Which lines in the material below contain the word "Тонкинский"? Copy each of them.

## Begin

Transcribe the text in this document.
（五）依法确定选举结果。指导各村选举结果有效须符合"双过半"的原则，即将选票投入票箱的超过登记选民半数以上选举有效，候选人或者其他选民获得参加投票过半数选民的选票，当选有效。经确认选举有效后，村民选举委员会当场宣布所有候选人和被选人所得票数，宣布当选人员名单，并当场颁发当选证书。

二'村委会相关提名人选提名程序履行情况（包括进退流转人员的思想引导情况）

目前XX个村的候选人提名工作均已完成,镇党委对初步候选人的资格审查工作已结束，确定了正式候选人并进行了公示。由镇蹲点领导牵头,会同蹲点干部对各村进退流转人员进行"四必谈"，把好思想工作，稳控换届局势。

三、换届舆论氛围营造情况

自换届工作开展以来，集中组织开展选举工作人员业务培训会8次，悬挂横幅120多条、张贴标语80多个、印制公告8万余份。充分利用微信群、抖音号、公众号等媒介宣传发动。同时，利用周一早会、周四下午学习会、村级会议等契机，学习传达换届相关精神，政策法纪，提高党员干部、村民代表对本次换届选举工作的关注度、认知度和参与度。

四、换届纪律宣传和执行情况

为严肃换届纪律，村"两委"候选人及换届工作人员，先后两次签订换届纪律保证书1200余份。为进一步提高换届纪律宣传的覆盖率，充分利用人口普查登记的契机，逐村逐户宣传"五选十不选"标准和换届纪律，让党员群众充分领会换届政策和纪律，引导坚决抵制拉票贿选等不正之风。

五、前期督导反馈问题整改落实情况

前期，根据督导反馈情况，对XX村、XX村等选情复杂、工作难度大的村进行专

## End
## Begin

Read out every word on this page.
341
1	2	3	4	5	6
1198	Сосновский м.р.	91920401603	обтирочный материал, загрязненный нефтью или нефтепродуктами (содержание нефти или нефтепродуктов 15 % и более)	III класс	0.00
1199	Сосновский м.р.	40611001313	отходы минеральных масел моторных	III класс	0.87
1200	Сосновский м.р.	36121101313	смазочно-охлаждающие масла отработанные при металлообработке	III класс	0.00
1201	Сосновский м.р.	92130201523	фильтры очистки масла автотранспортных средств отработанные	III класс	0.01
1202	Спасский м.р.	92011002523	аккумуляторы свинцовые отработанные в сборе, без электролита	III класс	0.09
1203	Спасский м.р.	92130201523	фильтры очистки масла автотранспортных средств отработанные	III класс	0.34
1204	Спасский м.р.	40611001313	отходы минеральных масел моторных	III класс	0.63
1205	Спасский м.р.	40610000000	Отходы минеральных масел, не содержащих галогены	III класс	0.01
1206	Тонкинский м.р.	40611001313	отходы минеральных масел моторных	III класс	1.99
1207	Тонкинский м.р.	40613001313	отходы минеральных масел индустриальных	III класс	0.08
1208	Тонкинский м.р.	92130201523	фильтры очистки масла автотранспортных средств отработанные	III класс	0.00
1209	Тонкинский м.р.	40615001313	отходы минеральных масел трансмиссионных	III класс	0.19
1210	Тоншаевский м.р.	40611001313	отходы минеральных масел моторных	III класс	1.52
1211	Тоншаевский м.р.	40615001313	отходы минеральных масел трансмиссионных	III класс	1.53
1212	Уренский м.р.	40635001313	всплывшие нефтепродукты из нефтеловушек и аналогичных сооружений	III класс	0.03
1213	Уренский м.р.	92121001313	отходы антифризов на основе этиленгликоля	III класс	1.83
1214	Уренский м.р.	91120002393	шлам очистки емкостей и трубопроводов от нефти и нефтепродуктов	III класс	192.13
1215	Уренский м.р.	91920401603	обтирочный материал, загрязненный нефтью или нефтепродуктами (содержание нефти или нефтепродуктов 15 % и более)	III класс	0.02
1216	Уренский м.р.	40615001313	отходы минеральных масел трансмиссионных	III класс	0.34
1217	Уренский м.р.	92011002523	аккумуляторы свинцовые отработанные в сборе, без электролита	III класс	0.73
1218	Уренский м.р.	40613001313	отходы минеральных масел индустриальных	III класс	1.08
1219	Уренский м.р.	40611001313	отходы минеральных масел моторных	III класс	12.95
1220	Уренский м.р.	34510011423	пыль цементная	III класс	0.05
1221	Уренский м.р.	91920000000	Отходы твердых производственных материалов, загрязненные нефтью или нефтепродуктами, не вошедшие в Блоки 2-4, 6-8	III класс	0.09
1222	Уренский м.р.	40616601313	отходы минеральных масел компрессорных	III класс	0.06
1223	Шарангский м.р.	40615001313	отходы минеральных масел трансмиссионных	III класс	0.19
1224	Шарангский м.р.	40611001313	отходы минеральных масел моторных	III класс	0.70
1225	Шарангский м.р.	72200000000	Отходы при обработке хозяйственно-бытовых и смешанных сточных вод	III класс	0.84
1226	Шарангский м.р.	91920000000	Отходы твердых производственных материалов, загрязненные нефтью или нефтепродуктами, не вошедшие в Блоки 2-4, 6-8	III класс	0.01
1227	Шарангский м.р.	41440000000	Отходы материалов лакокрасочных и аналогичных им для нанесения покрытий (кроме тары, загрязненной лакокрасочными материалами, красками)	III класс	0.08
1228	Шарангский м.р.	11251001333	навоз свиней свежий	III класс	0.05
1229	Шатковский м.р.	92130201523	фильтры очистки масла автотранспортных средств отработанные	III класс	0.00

## End

__CORRECT ANSWER__:
1206	Тонкинский м.р.	40611001313	отходы минеральных масел моторных	III класс	1.99
1207	Тонкинский м.р.	40613001313	отходы минеральных масел индустриальных	III класс	0.08
1208	Тонкинский м.р.	92130201523	фильтры очистки масла автотранспортных средств отработанные	III класс	0.00
1209	Тонкинский м.р.	40615001313	отходы минеральных масел трансмиссионных	III класс	0.19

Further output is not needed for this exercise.